> [WRITTEN INSTRUCTION]
Output all records precisely as written.
---------- EXERCISE MATERIAL ----------
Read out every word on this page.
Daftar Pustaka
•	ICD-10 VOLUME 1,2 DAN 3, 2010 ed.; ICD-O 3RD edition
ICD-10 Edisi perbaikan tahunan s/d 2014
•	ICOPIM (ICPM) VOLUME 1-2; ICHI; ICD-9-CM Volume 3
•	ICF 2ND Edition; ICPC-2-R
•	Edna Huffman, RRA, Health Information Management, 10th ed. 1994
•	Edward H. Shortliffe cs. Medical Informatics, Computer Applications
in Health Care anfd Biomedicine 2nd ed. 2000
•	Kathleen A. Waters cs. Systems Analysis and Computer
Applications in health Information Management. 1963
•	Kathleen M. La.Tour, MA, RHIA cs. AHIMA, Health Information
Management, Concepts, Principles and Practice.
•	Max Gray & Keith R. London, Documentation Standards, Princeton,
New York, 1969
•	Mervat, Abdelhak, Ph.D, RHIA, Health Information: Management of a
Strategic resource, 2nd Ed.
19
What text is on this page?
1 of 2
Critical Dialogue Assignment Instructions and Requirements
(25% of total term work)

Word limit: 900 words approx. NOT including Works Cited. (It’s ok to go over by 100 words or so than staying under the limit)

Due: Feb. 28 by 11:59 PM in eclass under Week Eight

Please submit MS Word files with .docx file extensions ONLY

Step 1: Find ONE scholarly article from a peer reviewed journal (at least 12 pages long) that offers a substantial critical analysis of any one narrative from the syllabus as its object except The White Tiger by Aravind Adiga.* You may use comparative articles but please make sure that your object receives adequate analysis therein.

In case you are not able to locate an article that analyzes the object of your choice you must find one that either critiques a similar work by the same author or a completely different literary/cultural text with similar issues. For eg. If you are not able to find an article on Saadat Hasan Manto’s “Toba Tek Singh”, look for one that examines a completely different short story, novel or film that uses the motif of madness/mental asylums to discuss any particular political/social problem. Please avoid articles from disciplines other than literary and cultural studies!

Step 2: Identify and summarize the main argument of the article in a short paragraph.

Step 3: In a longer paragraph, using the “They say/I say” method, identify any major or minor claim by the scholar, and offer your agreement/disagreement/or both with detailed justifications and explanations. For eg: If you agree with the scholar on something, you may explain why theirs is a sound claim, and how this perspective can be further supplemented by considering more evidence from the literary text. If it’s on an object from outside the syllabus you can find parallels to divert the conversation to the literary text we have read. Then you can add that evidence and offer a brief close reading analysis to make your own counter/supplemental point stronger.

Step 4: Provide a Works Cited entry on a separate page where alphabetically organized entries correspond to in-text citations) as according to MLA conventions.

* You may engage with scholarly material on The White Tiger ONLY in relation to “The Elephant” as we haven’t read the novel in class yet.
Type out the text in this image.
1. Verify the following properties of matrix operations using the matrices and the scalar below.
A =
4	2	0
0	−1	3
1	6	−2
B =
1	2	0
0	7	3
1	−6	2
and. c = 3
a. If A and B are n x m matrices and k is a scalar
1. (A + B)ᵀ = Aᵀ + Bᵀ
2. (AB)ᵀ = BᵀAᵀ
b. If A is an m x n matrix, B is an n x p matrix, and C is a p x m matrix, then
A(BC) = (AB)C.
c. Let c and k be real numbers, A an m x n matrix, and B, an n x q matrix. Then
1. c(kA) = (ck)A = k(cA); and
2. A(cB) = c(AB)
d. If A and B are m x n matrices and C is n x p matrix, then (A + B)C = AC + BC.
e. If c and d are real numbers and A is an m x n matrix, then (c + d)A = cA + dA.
----------
> [FINISHED TASK]
Read out every word on this page.
Daftar Pustaka
•	ICD-10 VOLUME 1,2 DAN 3, 2010 ed.; ICD-O 3RD edition
ICD-10 Edisi perbaikan tahunan s/d 2014
•	ICOPIM (ICPM) VOLUME 1-2; ICHI; ICD-9-CM Volume 3
•	ICF 2ND Edition; ICPC-2-R
•	Edna Huffman, RRA, Health Information Management, 10th ed. 1994
•	Edward H. Shortliffe cs. Medical Informatics, Computer Applications
in Health Care anfd Biomedicine 2nd ed. 2000
•	Kathleen A. Waters cs. Systems Analysis and Computer
Applications in health Information Management. 1963
•	Kathleen M. La.Tour, MA, RHIA cs. AHIMA, Health Information
Management, Concepts, Principles and Practice.
•	Max Gray & Keith R. London, Documentation Standards, Princeton,
New York, 1969
•	Mervat, Abdelhak, Ph.D, RHIA, Health Information: Management of a
Strategic resource, 2nd Ed.
19
What text is on this page?
1 of 2
Critical Dialogue Assignment Instructions and Requirements
(25% of total term work)

Word limit: 900 words approx. NOT including Works Cited. (It’s ok to go over by 100 words or so than staying under the limit)

Due: Feb. 28 by 11:59 PM in eclass under Week Eight

Please submit MS Word files with .docx file extensions ONLY

Step 1: Find ONE scholarly article from a peer reviewed journal (at least 12 pages long) that offers a substantial critical analysis of any one narrative from the syllabus as its object except The White Tiger by Aravind Adiga.* You may use comparative articles but please make sure that your object receives adequate analysis therein.

In case you are not able to locate an article that analyzes the object of your choice you must find one that either critiques a similar work by the same author or a completely different literary/cultural text with similar issues. For eg. If you are not able to find an article on Saadat Hasan Manto’s “Toba Tek Singh”, look for one that examines a completely different short story, novel or film that uses the motif of madness/mental asylums to discuss any particular political/social problem. Please avoid articles from disciplines other than literary and cultural studies!

Step 2: Identify and summarize the main argument of the article in a short paragraph.

Step 3: In a longer paragraph, using the “They say/I say” method, identify any major or minor claim by the scholar, and offer your agreement/disagreement/or both with detailed justifications and explanations. For eg: If you agree with the scholar on something, you may explain why theirs is a sound claim, and how this perspective can be further supplemented by considering more evidence from the literary text. If it’s on an object from outside the syllabus you can find parallels to divert the conversation to the literary text we have read. Then you can add that evidence and offer a brief close reading analysis to make your own counter/supplemental point stronger.

Step 4: Provide a Works Cited entry on a separate page where alphabetically organized entries correspond to in-text citations) as according to MLA conventions.

* You may engage with scholarly material on The White Tiger ONLY in relation to “The Elephant” as we haven’t read the novel in class yet.
Type out the text in this image.
1. Verify the following properties of matrix operations using the matrices and the scalar below.
A =
4	2	0
0	−1	3
1	6	−2
B =
1	2	0
0	7	3
1	−6	2
and. c = 3
a. If A and B are n x m matrices and k is a scalar
1. (A + B)ᵀ = Aᵀ + Bᵀ
2. (AB)ᵀ = BᵀAᵀ
b. If A is an m x n matrix, B is an n x p matrix, and C is a p x m matrix, then
A(BC) = (AB)C.
c. Let c and k be real numbers, A an m x n matrix, and B, an n x q matrix. Then
1. c(kA) = (ck)A = k(cA); and
2. A(cB) = c(AB)
d. If A and B are m x n matrices and C is n x p matrix, then (A + B)C = AC + BC.
e. If c and d are real numbers and A is an m x n matrix, then (c + d)A = cA + dA.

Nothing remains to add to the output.